### Material shown ###
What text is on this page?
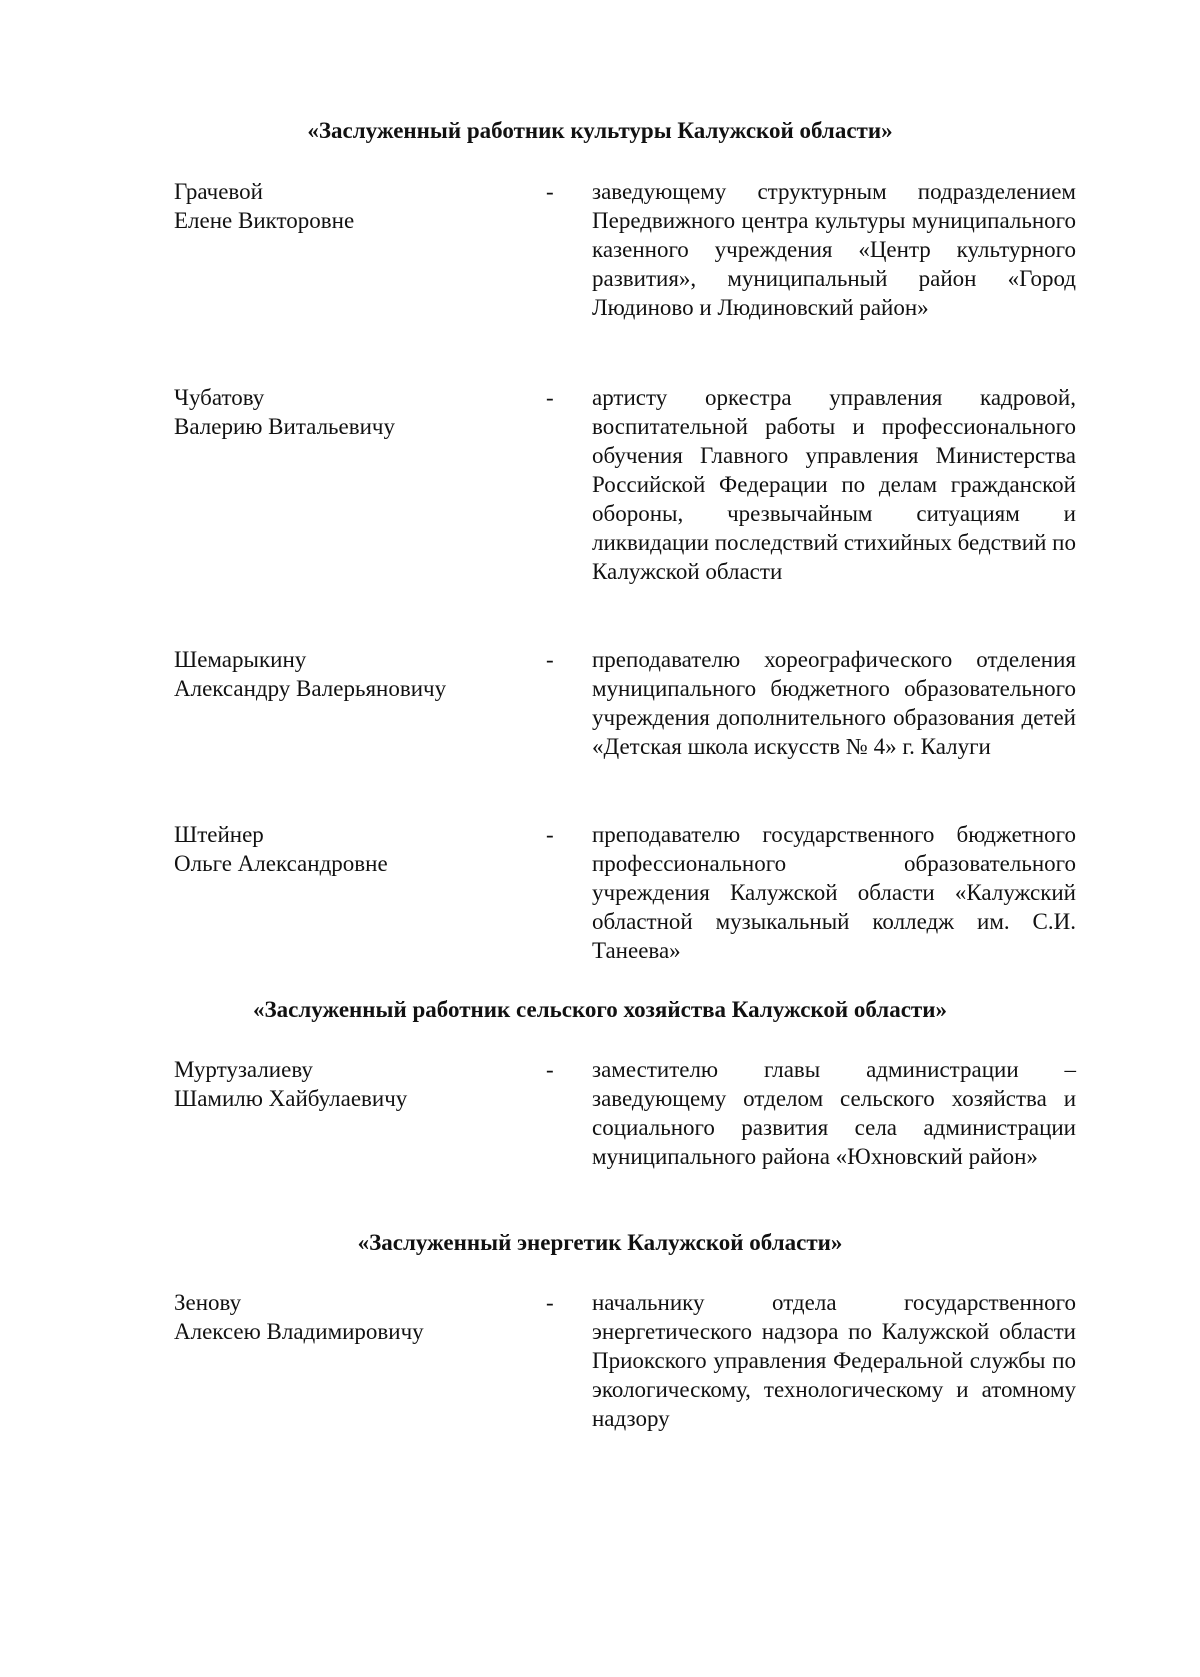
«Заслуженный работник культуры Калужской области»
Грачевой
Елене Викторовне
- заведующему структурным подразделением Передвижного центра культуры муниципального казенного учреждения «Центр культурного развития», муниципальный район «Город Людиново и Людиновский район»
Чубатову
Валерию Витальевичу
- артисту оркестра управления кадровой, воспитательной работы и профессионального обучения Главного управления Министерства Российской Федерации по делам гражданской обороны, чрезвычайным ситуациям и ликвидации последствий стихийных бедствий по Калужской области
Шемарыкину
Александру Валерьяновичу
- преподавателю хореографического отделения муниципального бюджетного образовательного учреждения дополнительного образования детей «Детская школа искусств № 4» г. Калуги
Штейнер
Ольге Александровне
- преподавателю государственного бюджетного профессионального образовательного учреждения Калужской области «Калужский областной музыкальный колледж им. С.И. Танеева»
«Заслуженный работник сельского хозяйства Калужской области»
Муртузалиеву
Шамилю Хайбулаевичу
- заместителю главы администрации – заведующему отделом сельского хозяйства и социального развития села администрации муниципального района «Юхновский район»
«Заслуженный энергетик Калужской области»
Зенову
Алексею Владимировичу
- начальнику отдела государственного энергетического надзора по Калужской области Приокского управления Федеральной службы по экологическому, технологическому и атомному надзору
###
### Material shown ###
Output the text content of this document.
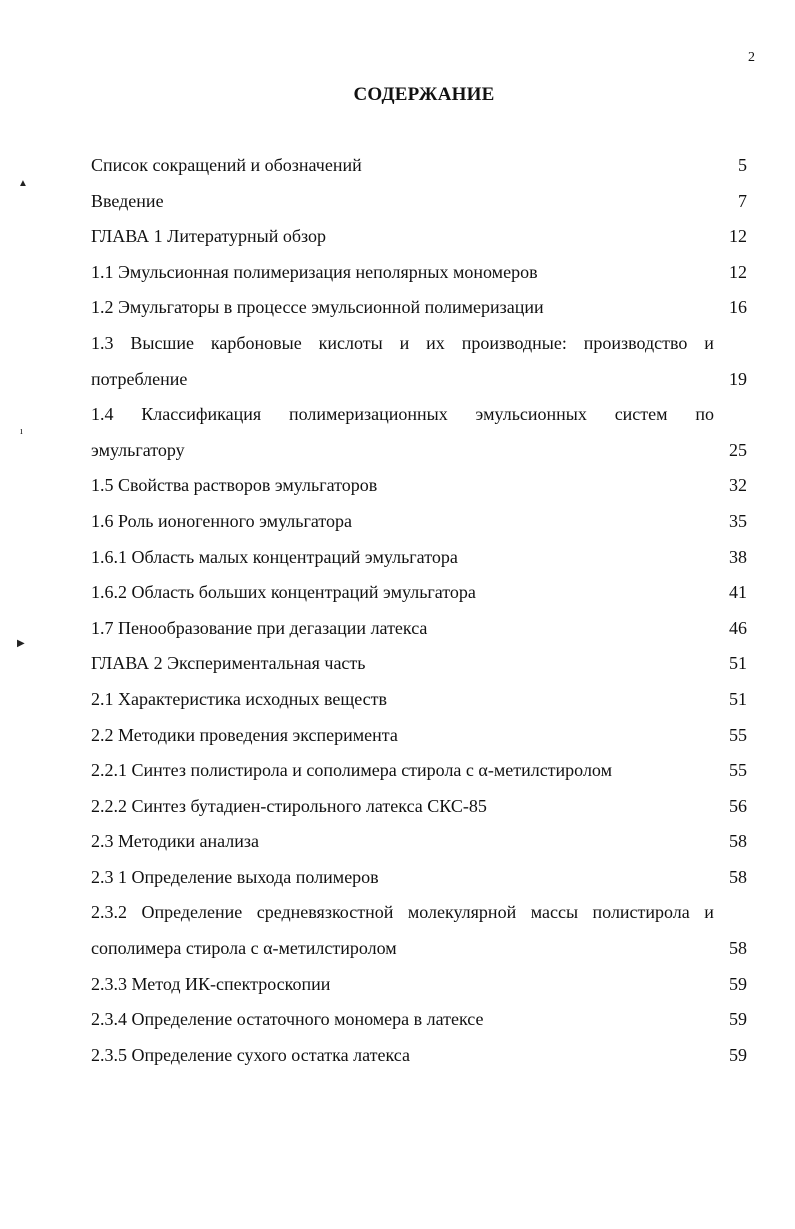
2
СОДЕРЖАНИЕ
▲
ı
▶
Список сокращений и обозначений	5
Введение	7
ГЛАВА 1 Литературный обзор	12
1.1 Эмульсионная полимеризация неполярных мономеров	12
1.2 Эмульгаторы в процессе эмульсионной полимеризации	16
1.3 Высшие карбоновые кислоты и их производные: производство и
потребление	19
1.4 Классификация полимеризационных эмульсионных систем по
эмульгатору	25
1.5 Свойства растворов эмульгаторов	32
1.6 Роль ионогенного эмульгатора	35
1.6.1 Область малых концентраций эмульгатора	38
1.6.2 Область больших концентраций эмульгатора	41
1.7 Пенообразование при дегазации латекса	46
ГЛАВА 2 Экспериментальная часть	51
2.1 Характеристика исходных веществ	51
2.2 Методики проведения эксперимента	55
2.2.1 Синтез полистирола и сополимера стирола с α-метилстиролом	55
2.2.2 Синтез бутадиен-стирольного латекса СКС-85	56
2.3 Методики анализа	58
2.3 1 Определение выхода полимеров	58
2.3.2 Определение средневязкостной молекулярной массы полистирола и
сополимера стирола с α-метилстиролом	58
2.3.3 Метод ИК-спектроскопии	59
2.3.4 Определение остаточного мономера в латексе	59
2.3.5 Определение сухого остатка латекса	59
###
● **Task goal**: Isolate the lines that hold the word "преподавателю" and copy all of them.

● **Task output**:
- преподавателю хореографического отделения муниципального бюджетного образовательного учреждения дополнительного образования детей «Детская школа искусств № 4» г. Калуги
- преподавателю государственного бюджетного профессионального образовательного учреждения Калужской области «Калужский областной музыкальный колледж им. С.И. Танеева»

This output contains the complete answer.